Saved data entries
◆ ◆ ◆ ◆ ◆ ◆ ◆

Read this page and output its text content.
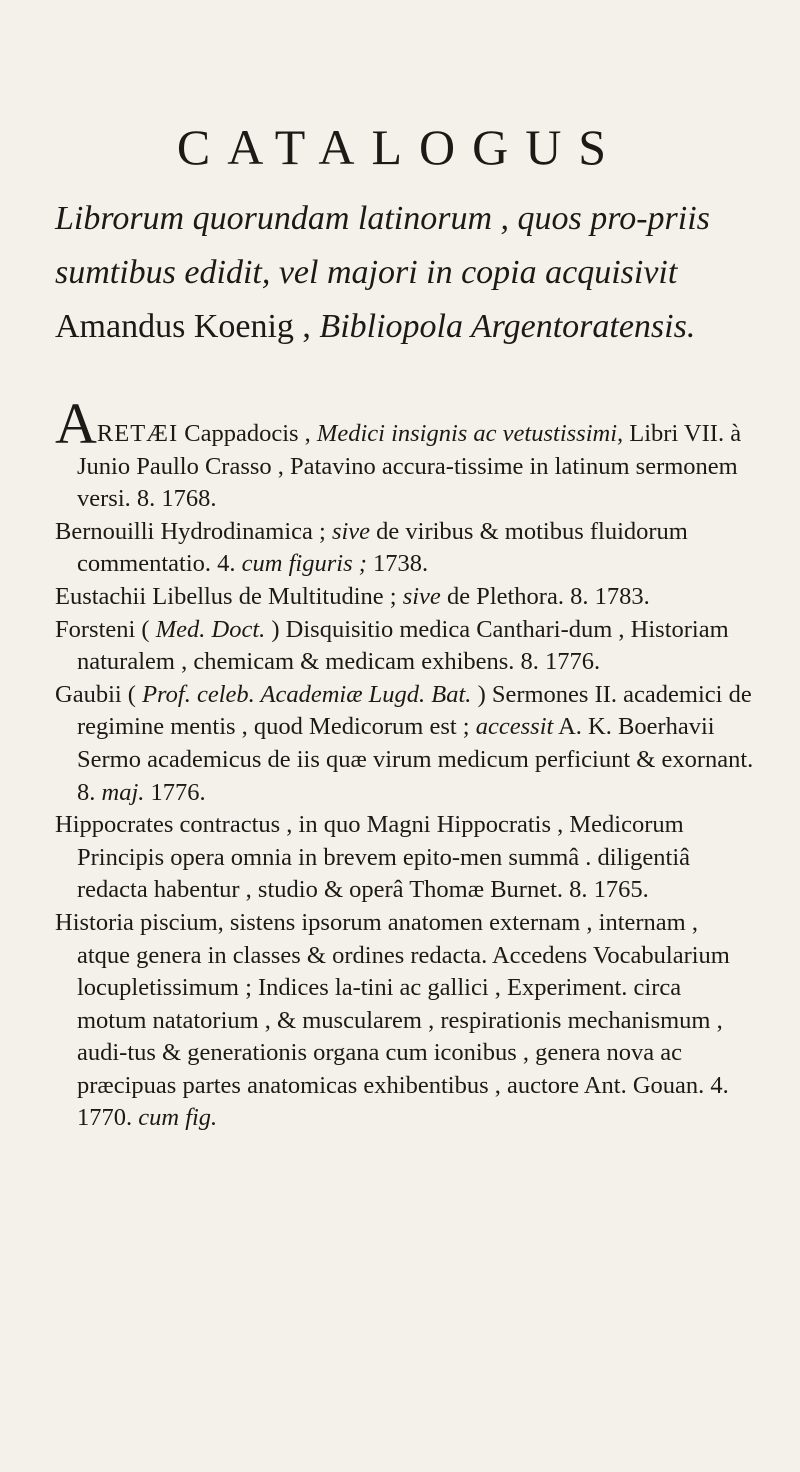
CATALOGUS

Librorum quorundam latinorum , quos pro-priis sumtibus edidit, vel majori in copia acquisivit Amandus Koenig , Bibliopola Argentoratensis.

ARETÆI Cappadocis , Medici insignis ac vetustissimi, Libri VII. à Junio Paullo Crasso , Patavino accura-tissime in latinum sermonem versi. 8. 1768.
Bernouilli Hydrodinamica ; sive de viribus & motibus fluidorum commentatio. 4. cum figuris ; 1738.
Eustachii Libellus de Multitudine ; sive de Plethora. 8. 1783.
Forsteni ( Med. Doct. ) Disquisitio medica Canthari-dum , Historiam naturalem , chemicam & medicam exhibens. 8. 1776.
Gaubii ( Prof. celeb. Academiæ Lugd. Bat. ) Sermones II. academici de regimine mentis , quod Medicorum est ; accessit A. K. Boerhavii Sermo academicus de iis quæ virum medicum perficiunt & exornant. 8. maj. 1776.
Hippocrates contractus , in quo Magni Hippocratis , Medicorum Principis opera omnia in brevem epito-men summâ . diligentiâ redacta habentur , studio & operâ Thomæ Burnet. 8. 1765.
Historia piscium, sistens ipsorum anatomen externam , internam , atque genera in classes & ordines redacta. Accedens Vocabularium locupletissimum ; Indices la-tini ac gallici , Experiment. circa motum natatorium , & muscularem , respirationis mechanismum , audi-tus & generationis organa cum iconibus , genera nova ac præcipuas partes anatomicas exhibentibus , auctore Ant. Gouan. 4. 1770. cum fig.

◆ ◆ ◆ ◆ ◆ ◆ ◆

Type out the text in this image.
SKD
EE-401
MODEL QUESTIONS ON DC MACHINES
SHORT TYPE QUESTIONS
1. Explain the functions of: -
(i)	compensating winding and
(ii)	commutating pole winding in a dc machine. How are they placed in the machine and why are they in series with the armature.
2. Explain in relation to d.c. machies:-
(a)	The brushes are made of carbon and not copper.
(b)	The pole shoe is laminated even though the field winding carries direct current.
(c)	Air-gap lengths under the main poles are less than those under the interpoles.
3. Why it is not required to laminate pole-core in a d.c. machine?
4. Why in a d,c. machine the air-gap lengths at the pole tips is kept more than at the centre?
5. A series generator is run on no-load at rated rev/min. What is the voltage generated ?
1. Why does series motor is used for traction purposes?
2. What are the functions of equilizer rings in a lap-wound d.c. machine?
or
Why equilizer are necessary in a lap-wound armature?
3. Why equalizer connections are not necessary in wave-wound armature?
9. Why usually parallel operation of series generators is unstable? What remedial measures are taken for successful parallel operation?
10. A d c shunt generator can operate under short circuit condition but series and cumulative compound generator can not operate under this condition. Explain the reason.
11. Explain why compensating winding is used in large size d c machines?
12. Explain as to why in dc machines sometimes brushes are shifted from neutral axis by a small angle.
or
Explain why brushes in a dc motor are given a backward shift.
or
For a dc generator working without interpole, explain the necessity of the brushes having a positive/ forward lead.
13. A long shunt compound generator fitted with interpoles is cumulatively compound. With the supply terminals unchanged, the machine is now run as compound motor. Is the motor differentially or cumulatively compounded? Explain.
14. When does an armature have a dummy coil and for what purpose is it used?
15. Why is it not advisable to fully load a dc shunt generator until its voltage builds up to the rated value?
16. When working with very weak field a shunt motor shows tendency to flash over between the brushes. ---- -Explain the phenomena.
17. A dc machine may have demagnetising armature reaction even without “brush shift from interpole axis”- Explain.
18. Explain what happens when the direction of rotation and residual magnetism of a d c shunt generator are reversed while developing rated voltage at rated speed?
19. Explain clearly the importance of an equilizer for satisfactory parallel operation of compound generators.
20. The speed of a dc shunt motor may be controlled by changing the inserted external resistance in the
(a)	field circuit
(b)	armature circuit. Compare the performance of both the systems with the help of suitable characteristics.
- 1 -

◆ ◆ ◆ ◆ ◆ ◆ ◆

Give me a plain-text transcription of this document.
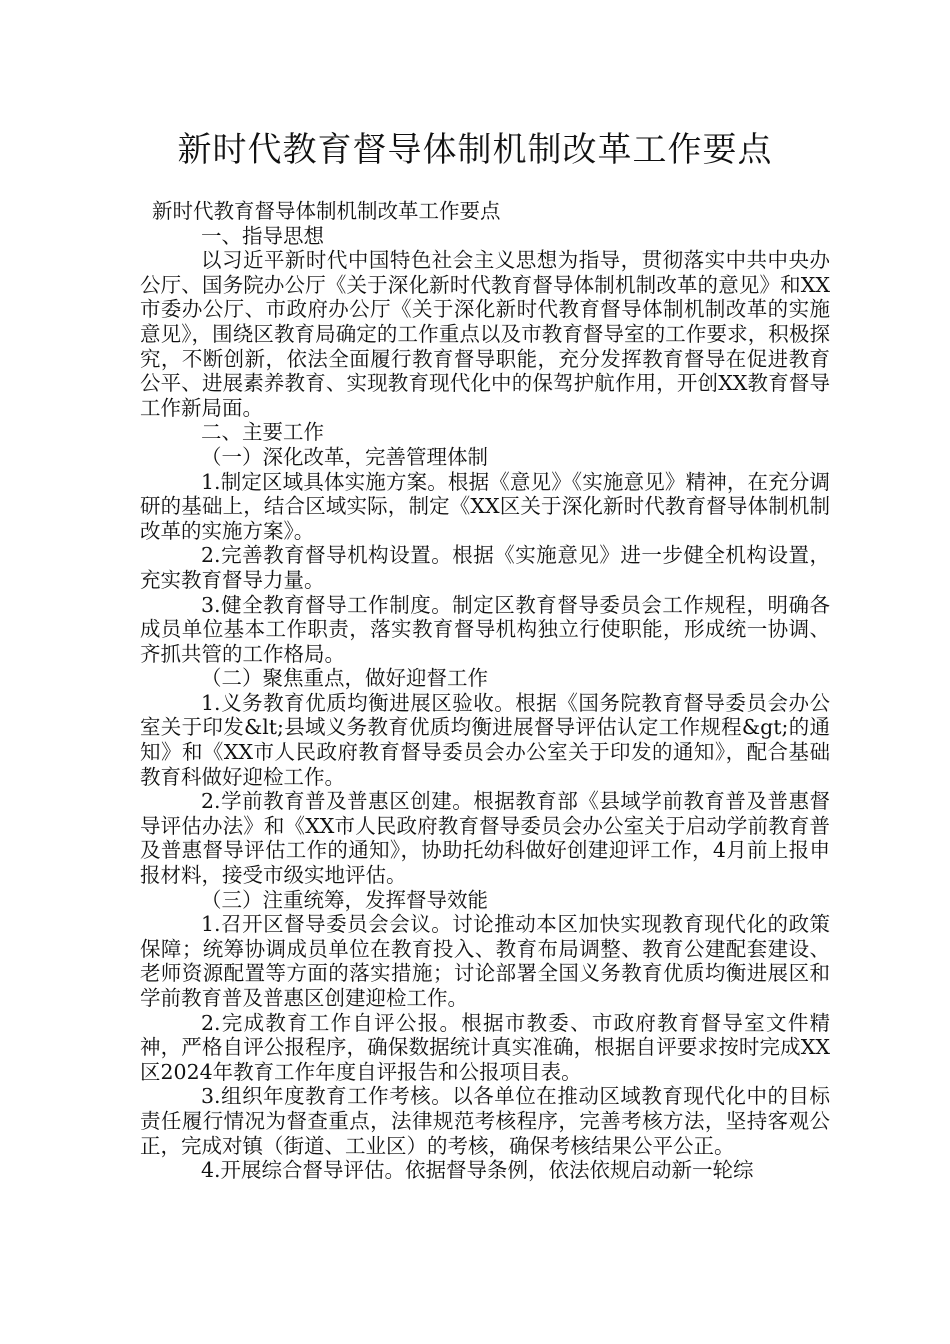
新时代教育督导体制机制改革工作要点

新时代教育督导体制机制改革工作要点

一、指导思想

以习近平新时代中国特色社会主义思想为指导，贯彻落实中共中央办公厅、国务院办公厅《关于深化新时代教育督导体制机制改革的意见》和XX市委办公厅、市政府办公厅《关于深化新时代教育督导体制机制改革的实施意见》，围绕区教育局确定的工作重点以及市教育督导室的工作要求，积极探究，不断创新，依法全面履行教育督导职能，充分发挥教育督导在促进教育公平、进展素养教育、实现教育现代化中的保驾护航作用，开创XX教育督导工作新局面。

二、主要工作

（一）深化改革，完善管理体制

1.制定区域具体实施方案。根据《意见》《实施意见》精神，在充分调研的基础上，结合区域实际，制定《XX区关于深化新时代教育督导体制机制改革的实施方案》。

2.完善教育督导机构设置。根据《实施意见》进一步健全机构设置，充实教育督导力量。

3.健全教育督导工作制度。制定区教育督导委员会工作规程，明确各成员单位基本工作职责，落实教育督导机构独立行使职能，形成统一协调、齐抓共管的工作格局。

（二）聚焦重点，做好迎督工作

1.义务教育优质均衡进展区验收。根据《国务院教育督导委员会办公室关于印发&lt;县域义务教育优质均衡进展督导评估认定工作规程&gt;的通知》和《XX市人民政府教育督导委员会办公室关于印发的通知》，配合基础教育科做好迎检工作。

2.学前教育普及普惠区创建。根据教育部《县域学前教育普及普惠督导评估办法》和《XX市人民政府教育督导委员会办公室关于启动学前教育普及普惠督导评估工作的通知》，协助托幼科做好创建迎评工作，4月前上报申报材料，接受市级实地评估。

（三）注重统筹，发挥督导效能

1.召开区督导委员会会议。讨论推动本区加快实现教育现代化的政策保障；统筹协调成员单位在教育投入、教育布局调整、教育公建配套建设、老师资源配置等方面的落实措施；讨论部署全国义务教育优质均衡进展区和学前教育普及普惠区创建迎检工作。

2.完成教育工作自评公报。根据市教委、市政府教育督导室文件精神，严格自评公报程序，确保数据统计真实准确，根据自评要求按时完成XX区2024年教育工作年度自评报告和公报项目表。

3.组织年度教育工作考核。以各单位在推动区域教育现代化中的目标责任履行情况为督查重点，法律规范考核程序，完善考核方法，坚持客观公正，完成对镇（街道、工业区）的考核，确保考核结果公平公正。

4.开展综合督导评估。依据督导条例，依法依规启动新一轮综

◆ ◆ ◆ ◆ ◆ ◆ ◆

*TASK GOAL:* Gather each line of the records holding the string "necessary".

*RESULT OF THE TASK:*
Why equilizer are necessary in a lap-wound armature?
3. Why equalizer connections are not necessary in wave-wound armature?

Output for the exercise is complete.